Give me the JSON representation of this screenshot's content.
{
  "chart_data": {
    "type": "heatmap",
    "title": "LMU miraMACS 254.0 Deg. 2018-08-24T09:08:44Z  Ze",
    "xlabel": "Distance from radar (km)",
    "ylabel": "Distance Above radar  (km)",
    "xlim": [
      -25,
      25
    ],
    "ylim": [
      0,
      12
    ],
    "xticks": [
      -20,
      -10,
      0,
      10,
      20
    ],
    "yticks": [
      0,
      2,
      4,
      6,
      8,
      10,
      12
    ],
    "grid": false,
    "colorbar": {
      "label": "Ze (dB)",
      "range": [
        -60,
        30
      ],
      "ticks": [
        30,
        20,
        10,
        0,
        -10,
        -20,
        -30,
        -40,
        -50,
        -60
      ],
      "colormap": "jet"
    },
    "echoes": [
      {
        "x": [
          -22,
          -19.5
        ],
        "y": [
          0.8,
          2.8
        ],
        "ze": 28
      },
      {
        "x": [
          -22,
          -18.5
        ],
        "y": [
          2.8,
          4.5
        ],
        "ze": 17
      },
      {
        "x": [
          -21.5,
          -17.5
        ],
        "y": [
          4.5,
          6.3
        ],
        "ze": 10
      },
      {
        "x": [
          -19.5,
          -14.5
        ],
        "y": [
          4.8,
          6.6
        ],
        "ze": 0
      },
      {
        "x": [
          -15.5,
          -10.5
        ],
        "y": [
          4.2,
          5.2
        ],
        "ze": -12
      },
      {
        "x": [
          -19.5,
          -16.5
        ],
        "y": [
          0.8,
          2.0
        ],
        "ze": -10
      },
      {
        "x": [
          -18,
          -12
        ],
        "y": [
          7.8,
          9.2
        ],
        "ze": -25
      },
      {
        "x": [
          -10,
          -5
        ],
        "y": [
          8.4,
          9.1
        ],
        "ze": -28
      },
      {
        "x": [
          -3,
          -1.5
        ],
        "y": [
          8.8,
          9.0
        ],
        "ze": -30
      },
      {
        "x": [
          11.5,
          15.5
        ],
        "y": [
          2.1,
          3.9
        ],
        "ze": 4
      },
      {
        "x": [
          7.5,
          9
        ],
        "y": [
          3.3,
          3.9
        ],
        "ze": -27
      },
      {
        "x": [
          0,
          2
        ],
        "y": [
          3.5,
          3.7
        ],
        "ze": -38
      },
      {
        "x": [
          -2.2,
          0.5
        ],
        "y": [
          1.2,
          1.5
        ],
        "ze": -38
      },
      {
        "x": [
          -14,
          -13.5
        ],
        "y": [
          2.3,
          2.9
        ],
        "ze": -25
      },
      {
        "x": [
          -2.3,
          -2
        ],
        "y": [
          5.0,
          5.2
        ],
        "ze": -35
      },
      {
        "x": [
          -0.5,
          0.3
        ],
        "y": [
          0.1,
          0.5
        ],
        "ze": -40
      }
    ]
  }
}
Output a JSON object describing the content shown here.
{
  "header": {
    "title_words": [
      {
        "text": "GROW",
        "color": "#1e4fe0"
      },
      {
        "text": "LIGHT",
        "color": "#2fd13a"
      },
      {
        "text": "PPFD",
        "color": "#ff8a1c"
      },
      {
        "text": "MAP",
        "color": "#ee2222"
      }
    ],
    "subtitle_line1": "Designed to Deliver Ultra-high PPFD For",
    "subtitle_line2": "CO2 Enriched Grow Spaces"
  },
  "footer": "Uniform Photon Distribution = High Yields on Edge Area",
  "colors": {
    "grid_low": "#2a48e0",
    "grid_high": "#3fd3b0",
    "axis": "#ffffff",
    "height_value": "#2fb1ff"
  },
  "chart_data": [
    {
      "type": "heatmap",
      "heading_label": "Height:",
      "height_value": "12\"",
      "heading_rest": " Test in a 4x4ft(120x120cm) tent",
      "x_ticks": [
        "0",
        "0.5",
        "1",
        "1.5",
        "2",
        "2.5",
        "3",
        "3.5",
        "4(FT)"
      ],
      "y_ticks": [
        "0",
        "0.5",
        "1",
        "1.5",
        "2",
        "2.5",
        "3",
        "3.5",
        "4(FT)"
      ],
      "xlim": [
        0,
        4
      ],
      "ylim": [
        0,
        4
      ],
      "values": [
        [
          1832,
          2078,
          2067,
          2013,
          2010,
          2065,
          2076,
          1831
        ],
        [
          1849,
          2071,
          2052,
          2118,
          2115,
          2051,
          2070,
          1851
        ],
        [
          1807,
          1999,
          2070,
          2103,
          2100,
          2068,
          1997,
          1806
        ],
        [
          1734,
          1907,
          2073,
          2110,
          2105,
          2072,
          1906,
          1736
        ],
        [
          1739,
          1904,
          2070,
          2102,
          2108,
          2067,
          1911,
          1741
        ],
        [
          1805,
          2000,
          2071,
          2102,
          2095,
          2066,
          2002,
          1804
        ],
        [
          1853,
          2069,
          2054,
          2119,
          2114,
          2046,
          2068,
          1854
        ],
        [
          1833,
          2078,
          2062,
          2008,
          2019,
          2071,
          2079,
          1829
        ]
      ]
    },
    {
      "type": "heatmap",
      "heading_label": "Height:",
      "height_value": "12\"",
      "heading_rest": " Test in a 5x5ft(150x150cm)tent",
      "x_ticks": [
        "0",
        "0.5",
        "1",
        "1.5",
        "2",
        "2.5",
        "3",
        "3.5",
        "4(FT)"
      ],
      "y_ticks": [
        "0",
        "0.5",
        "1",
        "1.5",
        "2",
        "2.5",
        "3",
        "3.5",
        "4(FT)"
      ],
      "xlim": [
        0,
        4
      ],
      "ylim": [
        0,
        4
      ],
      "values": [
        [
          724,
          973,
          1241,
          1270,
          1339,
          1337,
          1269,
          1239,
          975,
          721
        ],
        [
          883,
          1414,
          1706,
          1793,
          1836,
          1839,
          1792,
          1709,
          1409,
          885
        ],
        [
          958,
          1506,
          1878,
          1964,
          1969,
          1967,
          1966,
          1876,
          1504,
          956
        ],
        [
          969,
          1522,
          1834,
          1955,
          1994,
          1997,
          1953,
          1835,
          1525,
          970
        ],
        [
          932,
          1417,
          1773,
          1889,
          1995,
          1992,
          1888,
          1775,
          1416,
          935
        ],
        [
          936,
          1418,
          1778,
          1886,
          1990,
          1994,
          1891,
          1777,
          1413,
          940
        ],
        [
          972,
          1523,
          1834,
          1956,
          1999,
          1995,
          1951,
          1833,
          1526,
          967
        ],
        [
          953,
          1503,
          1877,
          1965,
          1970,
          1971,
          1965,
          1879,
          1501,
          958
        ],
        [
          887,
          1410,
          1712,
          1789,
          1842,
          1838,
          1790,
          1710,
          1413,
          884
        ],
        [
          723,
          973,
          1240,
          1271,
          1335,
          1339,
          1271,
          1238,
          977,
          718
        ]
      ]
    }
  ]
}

• • • •

*Aim*. Exactly how many lines of the material contain the word "text"? Write the number alone.

*Expected output*. 4